Task brief: Output every line of the data exactly as it appears.

Input for this task:

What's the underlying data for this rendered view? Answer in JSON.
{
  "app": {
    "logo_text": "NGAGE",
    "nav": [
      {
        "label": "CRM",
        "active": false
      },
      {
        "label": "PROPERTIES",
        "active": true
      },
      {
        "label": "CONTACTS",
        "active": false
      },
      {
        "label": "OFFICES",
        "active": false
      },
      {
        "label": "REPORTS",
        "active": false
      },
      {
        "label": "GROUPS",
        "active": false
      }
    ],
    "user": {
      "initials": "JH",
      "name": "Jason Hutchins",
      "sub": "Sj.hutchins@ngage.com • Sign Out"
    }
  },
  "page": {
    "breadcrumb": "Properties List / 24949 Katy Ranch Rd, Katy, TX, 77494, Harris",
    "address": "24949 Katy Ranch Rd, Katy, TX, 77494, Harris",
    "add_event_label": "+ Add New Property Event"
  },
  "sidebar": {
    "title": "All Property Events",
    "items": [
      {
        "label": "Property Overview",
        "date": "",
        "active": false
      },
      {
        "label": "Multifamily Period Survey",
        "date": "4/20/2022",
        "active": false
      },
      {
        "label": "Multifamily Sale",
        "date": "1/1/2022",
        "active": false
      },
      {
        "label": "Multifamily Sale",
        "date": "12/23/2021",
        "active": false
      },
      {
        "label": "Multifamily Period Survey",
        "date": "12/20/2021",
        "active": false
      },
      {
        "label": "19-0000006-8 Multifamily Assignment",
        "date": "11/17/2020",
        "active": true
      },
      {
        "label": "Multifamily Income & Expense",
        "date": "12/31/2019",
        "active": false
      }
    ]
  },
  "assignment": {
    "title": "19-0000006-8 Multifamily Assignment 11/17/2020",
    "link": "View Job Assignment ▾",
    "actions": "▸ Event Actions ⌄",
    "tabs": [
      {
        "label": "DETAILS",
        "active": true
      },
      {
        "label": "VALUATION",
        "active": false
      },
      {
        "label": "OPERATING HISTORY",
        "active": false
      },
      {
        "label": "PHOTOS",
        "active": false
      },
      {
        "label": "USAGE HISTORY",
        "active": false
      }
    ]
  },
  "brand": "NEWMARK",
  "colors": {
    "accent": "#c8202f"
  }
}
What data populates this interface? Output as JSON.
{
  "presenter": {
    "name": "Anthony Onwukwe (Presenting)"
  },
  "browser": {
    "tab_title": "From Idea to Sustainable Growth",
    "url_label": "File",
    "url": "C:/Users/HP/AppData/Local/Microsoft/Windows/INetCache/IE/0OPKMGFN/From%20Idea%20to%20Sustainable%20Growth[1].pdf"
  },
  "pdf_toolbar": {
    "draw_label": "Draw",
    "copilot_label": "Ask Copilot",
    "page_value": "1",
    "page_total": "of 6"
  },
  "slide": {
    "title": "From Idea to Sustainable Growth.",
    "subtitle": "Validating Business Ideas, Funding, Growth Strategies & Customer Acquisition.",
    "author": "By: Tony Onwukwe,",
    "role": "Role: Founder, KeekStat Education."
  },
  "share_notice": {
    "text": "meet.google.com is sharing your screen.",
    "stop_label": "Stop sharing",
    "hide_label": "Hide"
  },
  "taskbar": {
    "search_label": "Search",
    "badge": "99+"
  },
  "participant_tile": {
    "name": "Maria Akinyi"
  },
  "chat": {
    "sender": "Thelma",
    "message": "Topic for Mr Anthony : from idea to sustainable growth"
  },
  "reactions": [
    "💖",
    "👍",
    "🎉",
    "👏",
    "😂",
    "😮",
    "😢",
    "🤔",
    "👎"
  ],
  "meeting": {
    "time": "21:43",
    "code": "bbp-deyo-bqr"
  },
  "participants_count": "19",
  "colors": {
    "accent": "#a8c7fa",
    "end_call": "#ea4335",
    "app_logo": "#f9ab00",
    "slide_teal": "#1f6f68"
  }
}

Solution below:
What's the underlying data for this rendered view? Answer in JSON.
{
  "app": {
    "logo_text": "NGAGE",
    "nav": [
      {
        "label": "CRM",
        "active": false
      },
      {
        "label": "PROPERTIES",
        "active": true
      },
      {
        "label": "CONTACTS",
        "active": false
      },
      {
        "label": "OFFICES",
        "active": false
      },
      {
        "label": "REPORTS",
        "active": false
      },
      {
        "label": "GROUPS",
        "active": false
      }
    ],
    "user": {
      "initials": "JH",
      "name": "Jason Hutchins",
      "sub": "Sj.hutchins@ngage.com • Sign Out"
    }
  },
  "page": {
    "breadcrumb": "Properties List / 24949 Katy Ranch Rd, Katy, TX, 77494, Harris",
    "address": "24949 Katy Ranch Rd, Katy, TX, 77494, Harris",
    "add_event_label": "+ Add New Property Event"
  },
  "sidebar": {
    "title": "All Property Events",
    "items": [
      {
        "label": "Property Overview",
        "date": "",
        "active": false
      },
      {
        "label": "Multifamily Period Survey",
        "date": "4/20/2022",
        "active": false
      },
      {
        "label": "Multifamily Sale",
        "date": "1/1/2022",
        "active": false
      },
      {
        "label": "Multifamily Sale",
        "date": "12/23/2021",
        "active": false
      },
      {
        "label": "Multifamily Period Survey",
        "date": "12/20/2021",
        "active": false
      },
      {
        "label": "19-0000006-8 Multifamily Assignment",
        "date": "11/17/2020",
        "active": true
      },
      {
        "label": "Multifamily Income & Expense",
        "date": "12/31/2019",
        "active": false
      }
    ]
  },
  "assignment": {
    "title": "19-0000006-8 Multifamily Assignment 11/17/2020",
    "link": "View Job Assignment ▾",
    "actions": "▸ Event Actions ⌄",
    "tabs": [
      {
        "label": "DETAILS",
        "active": true
      },
      {
        "label": "VALUATION",
        "active": false
      },
      {
        "label": "OPERATING HISTORY",
        "active": false
      },
      {
        "label": "PHOTOS",
        "active": false
      },
      {
        "label": "USAGE HISTORY",
        "active": false
      }
    ]
  },
  "brand": "NEWMARK",
  "colors": {
    "accent": "#c8202f"
  }
}
What data populates this interface? Output as JSON.
{
  "presenter": {
    "name": "Anthony Onwukwe (Presenting)"
  },
  "browser": {
    "tab_title": "From Idea to Sustainable Growth",
    "url_label": "File",
    "url": "C:/Users/HP/AppData/Local/Microsoft/Windows/INetCache/IE/0OPKMGFN/From%20Idea%20to%20Sustainable%20Growth[1].pdf"
  },
  "pdf_toolbar": {
    "draw_label": "Draw",
    "copilot_label": "Ask Copilot",
    "page_value": "1",
    "page_total": "of 6"
  },
  "slide": {
    "title": "From Idea to Sustainable Growth.",
    "subtitle": "Validating Business Ideas, Funding, Growth Strategies & Customer Acquisition.",
    "author": "By: Tony Onwukwe,",
    "role": "Role: Founder, KeekStat Education."
  },
  "share_notice": {
    "text": "meet.google.com is sharing your screen.",
    "stop_label": "Stop sharing",
    "hide_label": "Hide"
  },
  "taskbar": {
    "search_label": "Search",
    "badge": "99+"
  },
  "participant_tile": {
    "name": "Maria Akinyi"
  },
  "chat": {
    "sender": "Thelma",
    "message": "Topic for Mr Anthony : from idea to sustainable growth"
  },
  "reactions": [
    "💖",
    "👍",
    "🎉",
    "👏",
    "😂",
    "😮",
    "😢",
    "🤔",
    "👎"
  ],
  "meeting": {
    "time": "21:43",
    "code": "bbp-deyo-bqr"
  },
  "participants_count": "19",
  "colors": {
    "accent": "#a8c7fa",
    "end_call": "#ea4335",
    "app_logo": "#f9ab00",
    "slide_teal": "#1f6f68"
  }
}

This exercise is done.